(Short problem) Reproduce every line in the listing that contains the word "value".
-- Start of Entries provided --
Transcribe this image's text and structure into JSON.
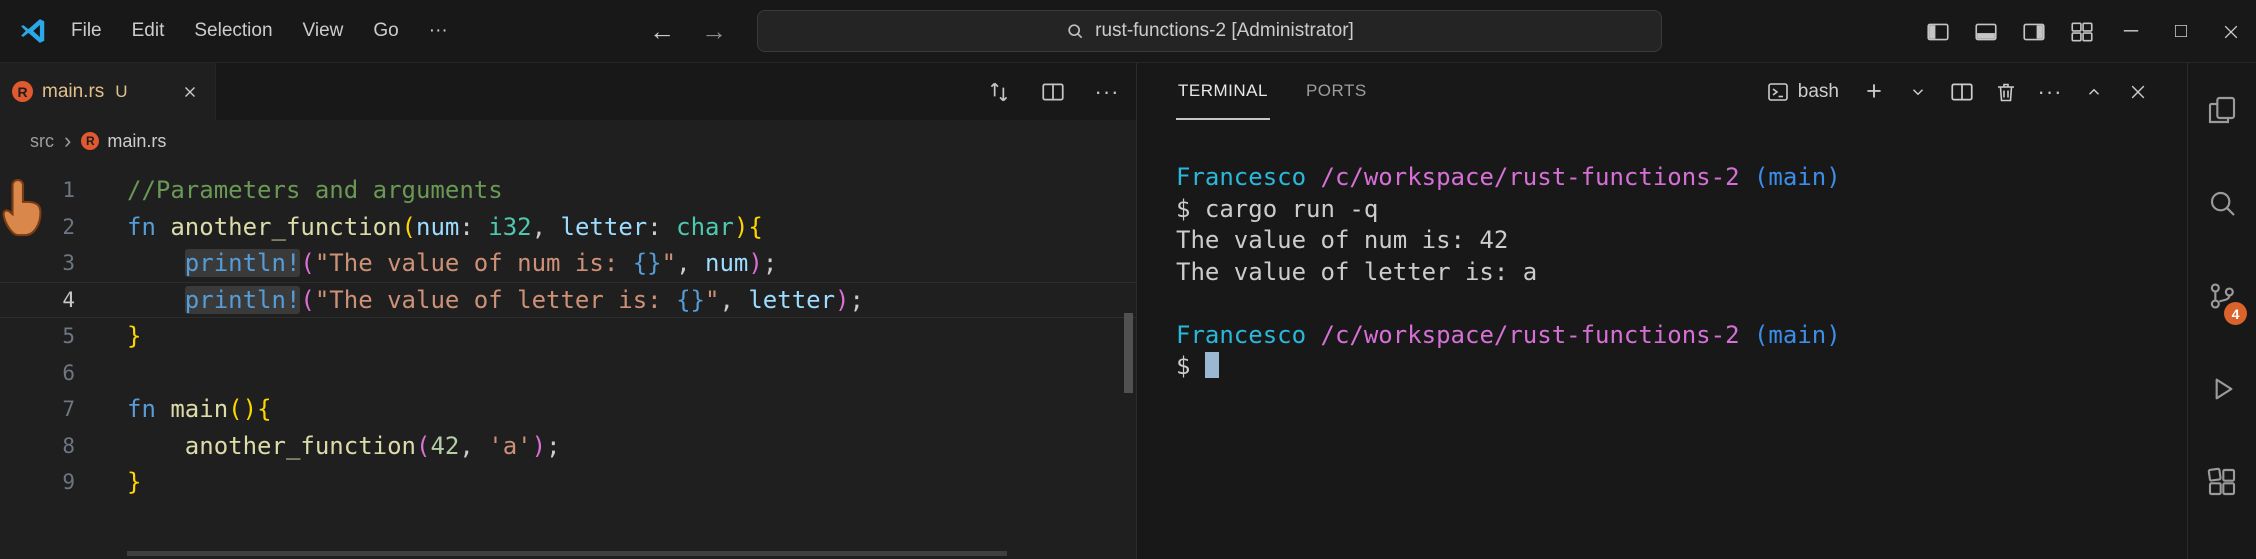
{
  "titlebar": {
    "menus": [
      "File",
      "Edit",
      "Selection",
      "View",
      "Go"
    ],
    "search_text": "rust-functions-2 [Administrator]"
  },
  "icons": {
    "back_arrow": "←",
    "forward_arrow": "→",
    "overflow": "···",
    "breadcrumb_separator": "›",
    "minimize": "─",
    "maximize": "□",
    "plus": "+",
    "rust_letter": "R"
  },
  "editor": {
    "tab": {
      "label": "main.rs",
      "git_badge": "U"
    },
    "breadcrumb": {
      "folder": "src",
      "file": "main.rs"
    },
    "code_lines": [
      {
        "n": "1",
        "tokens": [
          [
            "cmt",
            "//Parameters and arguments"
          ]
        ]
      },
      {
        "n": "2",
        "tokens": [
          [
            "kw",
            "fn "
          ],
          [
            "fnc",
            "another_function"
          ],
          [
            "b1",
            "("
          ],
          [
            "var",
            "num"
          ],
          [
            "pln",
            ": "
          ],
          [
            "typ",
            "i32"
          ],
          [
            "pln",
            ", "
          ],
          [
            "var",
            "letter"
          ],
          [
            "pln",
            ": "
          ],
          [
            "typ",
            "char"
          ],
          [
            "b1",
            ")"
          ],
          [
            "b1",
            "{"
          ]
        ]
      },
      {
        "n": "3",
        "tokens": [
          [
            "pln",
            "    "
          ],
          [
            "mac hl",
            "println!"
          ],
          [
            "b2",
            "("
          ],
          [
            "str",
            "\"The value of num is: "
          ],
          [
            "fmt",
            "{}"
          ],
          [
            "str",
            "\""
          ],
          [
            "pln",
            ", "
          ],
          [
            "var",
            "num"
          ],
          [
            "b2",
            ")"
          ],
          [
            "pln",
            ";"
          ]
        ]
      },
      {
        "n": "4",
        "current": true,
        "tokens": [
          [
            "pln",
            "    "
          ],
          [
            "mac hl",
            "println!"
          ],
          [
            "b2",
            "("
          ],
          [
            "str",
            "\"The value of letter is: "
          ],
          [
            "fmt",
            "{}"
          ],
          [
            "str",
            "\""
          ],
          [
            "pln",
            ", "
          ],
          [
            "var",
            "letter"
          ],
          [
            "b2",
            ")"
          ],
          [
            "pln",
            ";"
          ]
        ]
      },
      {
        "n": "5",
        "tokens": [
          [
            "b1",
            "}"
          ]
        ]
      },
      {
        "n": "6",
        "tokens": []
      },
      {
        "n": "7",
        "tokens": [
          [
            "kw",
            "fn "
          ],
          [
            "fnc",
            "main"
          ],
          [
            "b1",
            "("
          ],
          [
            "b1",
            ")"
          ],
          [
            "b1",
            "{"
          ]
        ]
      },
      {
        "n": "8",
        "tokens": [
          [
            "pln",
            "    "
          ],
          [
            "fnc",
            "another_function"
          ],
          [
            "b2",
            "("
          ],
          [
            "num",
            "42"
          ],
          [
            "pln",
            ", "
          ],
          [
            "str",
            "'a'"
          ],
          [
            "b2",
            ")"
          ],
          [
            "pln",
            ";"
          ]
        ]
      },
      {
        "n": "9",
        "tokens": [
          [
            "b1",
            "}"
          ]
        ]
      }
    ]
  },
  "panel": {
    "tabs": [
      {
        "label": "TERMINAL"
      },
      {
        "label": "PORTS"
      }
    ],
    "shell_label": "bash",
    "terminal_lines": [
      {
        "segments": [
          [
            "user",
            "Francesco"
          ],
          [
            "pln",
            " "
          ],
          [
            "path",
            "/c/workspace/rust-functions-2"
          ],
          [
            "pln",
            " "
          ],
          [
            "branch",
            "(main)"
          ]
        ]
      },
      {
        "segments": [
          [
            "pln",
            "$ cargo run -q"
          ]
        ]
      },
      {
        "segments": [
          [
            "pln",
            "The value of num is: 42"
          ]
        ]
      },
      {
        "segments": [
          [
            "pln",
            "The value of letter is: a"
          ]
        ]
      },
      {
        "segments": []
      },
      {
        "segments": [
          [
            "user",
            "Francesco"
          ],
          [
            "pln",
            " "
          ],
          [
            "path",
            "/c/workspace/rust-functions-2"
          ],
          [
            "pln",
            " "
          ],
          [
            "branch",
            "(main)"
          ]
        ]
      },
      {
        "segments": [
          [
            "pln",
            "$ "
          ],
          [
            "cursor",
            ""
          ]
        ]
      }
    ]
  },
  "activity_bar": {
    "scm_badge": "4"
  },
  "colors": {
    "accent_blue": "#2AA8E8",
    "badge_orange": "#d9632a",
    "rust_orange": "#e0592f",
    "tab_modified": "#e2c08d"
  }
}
-- End of Entries provided --
(The solution)
            "\"The value of num is: "
            "\"The value of letter is: "
            "The value of num is: 42"
            "The value of letter is: a"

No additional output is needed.